__What is needed__.
From the listing below, pull out every line where the string "isbotlashda" appears.

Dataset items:
╔══
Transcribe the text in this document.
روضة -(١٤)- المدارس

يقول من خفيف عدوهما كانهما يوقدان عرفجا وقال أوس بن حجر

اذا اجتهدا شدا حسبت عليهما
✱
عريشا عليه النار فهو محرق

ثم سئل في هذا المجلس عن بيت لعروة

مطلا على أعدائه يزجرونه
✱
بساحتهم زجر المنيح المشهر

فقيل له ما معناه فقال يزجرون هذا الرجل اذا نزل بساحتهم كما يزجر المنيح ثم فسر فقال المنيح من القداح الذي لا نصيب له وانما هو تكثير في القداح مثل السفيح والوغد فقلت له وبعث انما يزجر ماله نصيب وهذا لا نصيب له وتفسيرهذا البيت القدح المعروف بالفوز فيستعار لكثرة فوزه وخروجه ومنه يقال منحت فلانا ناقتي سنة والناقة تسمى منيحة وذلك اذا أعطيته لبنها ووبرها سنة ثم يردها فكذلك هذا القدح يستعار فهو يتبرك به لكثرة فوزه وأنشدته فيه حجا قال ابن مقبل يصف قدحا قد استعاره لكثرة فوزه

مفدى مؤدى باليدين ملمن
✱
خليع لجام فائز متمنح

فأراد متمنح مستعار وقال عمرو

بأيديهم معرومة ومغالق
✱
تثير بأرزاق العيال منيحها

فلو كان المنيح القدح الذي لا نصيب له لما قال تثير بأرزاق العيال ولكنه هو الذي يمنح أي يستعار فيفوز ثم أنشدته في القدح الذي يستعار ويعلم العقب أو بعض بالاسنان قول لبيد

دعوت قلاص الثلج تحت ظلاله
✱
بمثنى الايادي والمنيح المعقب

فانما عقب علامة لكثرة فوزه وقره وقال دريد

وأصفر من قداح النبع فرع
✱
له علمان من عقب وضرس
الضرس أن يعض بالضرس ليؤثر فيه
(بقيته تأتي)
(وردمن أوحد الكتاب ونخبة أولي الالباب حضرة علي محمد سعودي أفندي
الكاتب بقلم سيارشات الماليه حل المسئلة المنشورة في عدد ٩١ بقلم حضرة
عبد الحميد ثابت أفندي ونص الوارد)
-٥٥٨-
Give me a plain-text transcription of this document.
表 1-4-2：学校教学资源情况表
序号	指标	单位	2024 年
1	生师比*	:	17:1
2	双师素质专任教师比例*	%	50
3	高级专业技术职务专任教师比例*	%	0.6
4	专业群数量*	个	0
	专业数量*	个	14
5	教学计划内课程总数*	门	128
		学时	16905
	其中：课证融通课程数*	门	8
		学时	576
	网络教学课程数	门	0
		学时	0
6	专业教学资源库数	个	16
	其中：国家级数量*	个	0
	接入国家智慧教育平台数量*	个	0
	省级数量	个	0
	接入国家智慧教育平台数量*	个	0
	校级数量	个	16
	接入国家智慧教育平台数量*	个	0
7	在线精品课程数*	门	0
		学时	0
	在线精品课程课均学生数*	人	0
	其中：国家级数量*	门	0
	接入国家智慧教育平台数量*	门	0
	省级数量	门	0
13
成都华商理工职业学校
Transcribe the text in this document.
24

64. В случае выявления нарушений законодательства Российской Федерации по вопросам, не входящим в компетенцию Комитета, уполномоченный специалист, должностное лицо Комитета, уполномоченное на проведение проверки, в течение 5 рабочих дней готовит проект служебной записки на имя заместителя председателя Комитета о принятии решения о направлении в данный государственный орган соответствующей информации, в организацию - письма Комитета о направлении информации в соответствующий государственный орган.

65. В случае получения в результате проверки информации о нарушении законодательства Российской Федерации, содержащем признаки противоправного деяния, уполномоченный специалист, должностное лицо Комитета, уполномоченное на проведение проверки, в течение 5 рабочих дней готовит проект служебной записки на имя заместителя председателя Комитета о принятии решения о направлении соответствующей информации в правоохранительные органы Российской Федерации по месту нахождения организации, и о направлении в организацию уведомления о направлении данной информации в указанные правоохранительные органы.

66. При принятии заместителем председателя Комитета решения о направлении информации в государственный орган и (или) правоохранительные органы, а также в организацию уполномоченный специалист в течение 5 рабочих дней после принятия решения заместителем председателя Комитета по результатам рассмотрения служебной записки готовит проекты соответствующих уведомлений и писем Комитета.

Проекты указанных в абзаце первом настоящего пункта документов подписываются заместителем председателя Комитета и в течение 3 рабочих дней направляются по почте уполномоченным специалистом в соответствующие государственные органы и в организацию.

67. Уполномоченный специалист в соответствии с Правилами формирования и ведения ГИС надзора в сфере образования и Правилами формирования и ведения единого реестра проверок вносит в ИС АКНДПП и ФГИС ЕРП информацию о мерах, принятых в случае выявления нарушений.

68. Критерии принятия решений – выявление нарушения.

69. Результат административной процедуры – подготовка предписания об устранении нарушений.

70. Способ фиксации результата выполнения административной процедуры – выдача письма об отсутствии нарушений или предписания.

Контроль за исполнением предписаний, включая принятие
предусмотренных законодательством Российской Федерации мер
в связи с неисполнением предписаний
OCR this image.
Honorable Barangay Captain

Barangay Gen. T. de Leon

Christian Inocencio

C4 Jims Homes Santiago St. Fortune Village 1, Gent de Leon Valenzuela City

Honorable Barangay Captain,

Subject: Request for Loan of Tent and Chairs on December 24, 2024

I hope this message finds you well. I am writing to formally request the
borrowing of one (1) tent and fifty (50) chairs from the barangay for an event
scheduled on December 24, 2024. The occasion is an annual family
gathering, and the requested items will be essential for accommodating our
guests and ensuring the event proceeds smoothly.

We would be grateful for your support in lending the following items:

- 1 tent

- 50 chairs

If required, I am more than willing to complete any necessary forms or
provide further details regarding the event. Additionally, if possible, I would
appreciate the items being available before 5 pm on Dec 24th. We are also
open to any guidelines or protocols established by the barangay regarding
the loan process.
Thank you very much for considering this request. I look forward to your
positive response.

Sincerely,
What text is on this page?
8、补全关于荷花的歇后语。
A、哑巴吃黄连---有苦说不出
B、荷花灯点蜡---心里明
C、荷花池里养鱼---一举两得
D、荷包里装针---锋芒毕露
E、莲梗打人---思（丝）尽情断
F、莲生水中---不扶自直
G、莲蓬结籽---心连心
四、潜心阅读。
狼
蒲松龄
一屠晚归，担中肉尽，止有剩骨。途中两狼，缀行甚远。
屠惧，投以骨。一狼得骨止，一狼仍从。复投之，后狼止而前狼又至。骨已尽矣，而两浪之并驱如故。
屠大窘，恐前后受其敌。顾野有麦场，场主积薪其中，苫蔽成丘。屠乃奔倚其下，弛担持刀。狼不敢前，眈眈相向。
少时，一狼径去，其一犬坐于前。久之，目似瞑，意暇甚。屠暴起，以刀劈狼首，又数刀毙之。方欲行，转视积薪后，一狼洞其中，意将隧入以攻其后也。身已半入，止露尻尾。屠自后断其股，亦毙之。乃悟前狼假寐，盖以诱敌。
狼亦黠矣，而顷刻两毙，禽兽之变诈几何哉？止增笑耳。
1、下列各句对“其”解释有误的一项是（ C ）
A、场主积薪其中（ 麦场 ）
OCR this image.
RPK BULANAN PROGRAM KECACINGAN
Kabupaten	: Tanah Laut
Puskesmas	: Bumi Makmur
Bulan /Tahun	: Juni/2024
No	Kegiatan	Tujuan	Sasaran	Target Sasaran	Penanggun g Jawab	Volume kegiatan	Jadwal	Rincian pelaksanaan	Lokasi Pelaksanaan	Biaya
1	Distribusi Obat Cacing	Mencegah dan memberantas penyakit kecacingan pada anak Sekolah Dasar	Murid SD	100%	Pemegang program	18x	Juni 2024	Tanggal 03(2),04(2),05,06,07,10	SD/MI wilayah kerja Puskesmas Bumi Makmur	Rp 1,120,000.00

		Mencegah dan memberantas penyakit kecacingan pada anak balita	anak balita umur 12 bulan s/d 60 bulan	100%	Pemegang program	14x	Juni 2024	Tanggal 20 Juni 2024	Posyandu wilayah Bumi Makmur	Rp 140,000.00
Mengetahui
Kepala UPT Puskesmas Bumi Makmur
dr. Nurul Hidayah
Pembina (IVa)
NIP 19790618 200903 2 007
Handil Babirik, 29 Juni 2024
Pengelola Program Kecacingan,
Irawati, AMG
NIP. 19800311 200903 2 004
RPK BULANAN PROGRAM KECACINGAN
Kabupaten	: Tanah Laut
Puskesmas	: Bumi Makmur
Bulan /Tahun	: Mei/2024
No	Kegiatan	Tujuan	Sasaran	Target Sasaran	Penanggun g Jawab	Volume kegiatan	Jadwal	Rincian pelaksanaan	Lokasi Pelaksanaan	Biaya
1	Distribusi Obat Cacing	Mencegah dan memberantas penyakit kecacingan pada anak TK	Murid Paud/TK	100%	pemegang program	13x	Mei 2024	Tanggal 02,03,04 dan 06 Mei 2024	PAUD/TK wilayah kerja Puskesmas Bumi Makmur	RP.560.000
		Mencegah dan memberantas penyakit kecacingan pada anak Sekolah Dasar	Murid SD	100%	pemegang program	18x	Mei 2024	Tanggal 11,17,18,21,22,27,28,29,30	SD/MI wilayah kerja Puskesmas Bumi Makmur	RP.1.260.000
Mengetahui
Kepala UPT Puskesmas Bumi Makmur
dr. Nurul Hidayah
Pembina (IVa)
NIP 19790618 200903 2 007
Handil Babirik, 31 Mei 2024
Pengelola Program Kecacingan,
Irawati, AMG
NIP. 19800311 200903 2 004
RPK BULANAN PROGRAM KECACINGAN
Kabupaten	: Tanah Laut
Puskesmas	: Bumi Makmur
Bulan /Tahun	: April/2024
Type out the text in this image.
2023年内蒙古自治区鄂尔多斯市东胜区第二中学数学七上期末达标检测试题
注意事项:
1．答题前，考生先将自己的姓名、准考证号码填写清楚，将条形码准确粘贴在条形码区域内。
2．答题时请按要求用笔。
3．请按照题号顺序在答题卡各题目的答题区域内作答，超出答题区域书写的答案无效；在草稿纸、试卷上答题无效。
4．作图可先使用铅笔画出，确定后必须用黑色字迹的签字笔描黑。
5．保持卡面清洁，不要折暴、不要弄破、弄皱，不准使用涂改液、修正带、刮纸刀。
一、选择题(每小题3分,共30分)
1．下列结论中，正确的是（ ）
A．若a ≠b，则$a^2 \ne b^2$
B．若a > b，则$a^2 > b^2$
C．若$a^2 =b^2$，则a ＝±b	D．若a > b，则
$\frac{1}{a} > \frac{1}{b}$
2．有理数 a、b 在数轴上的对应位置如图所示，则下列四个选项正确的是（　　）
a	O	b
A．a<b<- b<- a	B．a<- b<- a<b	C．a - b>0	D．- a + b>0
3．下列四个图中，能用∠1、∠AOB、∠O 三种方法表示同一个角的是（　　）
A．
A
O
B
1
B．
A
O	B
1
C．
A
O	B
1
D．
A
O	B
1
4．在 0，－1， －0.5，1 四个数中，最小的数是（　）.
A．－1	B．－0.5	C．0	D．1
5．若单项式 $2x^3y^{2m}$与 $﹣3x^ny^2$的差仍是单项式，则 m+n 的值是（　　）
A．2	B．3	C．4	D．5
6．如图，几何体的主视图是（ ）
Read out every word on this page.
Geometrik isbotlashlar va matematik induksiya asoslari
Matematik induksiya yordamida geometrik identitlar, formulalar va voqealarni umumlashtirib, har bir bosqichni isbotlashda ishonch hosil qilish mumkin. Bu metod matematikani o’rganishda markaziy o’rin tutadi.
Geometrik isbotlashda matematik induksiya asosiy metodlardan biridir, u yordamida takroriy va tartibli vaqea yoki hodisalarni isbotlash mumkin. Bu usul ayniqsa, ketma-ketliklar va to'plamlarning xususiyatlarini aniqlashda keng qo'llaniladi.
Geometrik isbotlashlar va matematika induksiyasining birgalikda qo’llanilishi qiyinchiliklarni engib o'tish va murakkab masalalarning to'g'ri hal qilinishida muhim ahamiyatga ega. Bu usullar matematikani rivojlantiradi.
╚══
__Solution for this exercise__.
Matematik induksiya yordamida geometrik identitlar, formulalar va voqealarni umumlashtirib, har bir bosqichni isbotlashda ishonch hosil qilish mumkin. Bu metod matematikani o’rganishda markaziy o’rin tutadi.
Geometrik isbotlashda matematik induksiya asosiy metodlardan biridir, u yordamida takroriy va tartibli vaqea yoki hodisalarni isbotlash mumkin. Bu usul ayniqsa, ketma-ketliklar va to'plamlarning xususiyatlarini aniqlashda keng qo'llaniladi.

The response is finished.